## MATERIAL TO PROCESS
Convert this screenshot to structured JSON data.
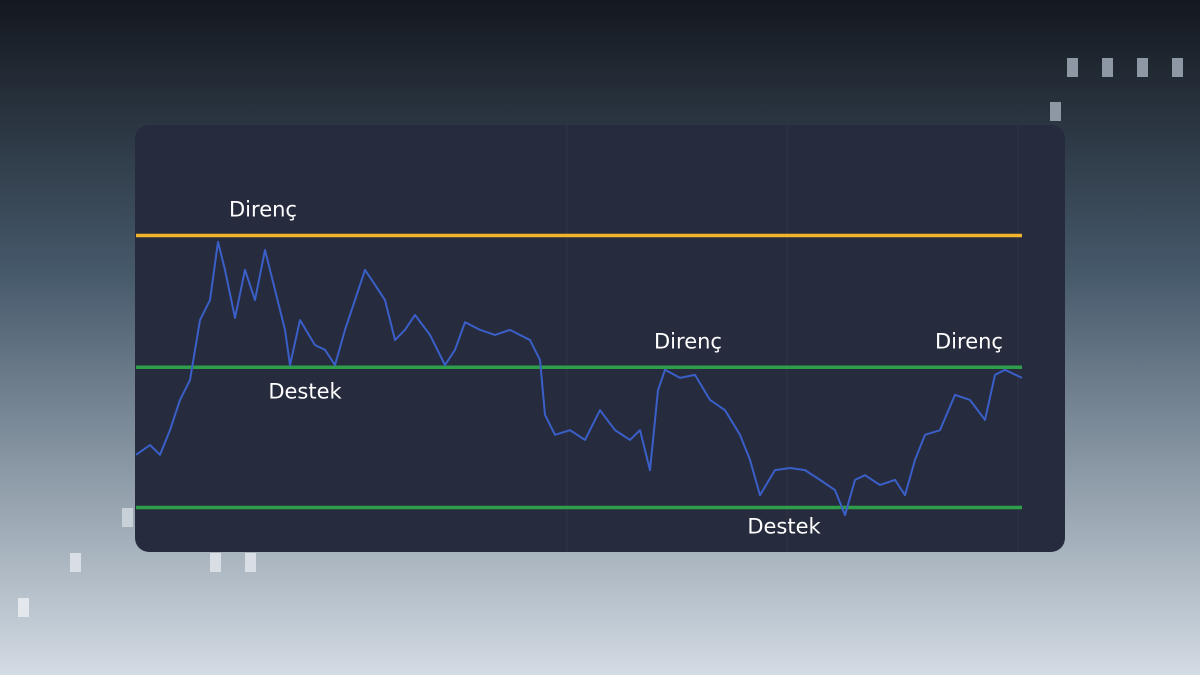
{
  "chart_data": {
    "type": "line",
    "xlim": [
      0,
      886
    ],
    "ylim": [
      0,
      100
    ],
    "x": [
      0,
      14,
      24,
      34,
      44,
      54,
      64,
      74,
      82,
      89,
      99,
      109,
      119,
      129,
      139,
      149,
      154,
      164,
      179,
      189,
      199,
      209,
      219,
      229,
      239,
      249,
      259,
      269,
      279,
      294,
      309,
      319,
      329,
      344,
      359,
      374,
      394,
      404,
      409,
      419,
      434,
      449,
      464,
      479,
      494,
      504,
      514,
      522,
      529,
      544,
      559,
      574,
      589,
      604,
      614,
      624,
      639,
      654,
      669,
      684,
      699,
      709,
      719,
      729,
      744,
      759,
      769,
      779,
      789,
      804,
      819,
      834,
      849,
      859,
      869,
      886
    ],
    "series": [
      {
        "color": "#3b5fc8",
        "values": [
          22.4,
          24.7,
          22.4,
          28.2,
          35.3,
          40,
          54.1,
          58.8,
          72.5,
          65.9,
          54.6,
          65.9,
          58.8,
          70.6,
          61.2,
          51.8,
          43.5,
          54.1,
          48.2,
          47.1,
          43.5,
          51.8,
          58.8,
          65.9,
          62.4,
          58.8,
          49.4,
          51.8,
          55.3,
          50.6,
          43.5,
          47.1,
          53.6,
          51.8,
          50.6,
          51.8,
          49.4,
          44.7,
          31.8,
          27.1,
          28.2,
          25.9,
          32.9,
          28.2,
          25.9,
          28.2,
          18.8,
          37.6,
          42.4,
          40.5,
          41.2,
          35.3,
          32.9,
          27.1,
          21.2,
          12.9,
          18.8,
          19.3,
          18.8,
          16.5,
          14.1,
          8.2,
          16.5,
          17.6,
          15.3,
          16.5,
          12.9,
          21.2,
          27.1,
          28.2,
          36.5,
          35.3,
          30.6,
          41.2,
          42.4,
          40.5
        ]
      }
    ],
    "levels": [
      {
        "value": 74,
        "color": "#f2b42c"
      },
      {
        "value": 43,
        "color": "#2e9e4a"
      },
      {
        "value": 10,
        "color": "#2e9e4a"
      }
    ],
    "annotations": [
      {
        "text": "Direnç",
        "level": 0
      },
      {
        "text": "Destek",
        "level": 1
      },
      {
        "text": "Direnç",
        "level": 1
      },
      {
        "text": "Direnç",
        "level": 1
      },
      {
        "text": "Destek",
        "level": 2
      }
    ]
  }
}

## TASK BRIEF
Skip the pictures and print each record exactly as it stands.

## EXERCISE RESULT
Convert this screenshot to structured JSON data.
{
  "chart_data": {
    "type": "line",
    "xlim": [
      0,
      886
    ],
    "ylim": [
      0,
      100
    ],
    "x": [
      0,
      14,
      24,
      34,
      44,
      54,
      64,
      74,
      82,
      89,
      99,
      109,
      119,
      129,
      139,
      149,
      154,
      164,
      179,
      189,
      199,
      209,
      219,
      229,
      239,
      249,
      259,
      269,
      279,
      294,
      309,
      319,
      329,
      344,
      359,
      374,
      394,
      404,
      409,
      419,
      434,
      449,
      464,
      479,
      494,
      504,
      514,
      522,
      529,
      544,
      559,
      574,
      589,
      604,
      614,
      624,
      639,
      654,
      669,
      684,
      699,
      709,
      719,
      729,
      744,
      759,
      769,
      779,
      789,
      804,
      819,
      834,
      849,
      859,
      869,
      886
    ],
    "series": [
      {
        "color": "#3b5fc8",
        "values": [
          22.4,
          24.7,
          22.4,
          28.2,
          35.3,
          40,
          54.1,
          58.8,
          72.5,
          65.9,
          54.6,
          65.9,
          58.8,
          70.6,
          61.2,
          51.8,
          43.5,
          54.1,
          48.2,
          47.1,
          43.5,
          51.8,
          58.8,
          65.9,
          62.4,
          58.8,
          49.4,
          51.8,
          55.3,
          50.6,
          43.5,
          47.1,
          53.6,
          51.8,
          50.6,
          51.8,
          49.4,
          44.7,
          31.8,
          27.1,
          28.2,
          25.9,
          32.9,
          28.2,
          25.9,
          28.2,
          18.8,
          37.6,
          42.4,
          40.5,
          41.2,
          35.3,
          32.9,
          27.1,
          21.2,
          12.9,
          18.8,
          19.3,
          18.8,
          16.5,
          14.1,
          8.2,
          16.5,
          17.6,
          15.3,
          16.5,
          12.9,
          21.2,
          27.1,
          28.2,
          36.5,
          35.3,
          30.6,
          41.2,
          42.4,
          40.5
        ]
      }
    ],
    "levels": [
      {
        "value": 74,
        "color": "#f2b42c"
      },
      {
        "value": 43,
        "color": "#2e9e4a"
      },
      {
        "value": 10,
        "color": "#2e9e4a"
      }
    ],
    "annotations": [
      {
        "text": "Direnç",
        "level": 0
      },
      {
        "text": "Destek",
        "level": 1
      },
      {
        "text": "Direnç",
        "level": 1
      },
      {
        "text": "Direnç",
        "level": 1
      },
      {
        "text": "Destek",
        "level": 2
      }
    ]
  }
}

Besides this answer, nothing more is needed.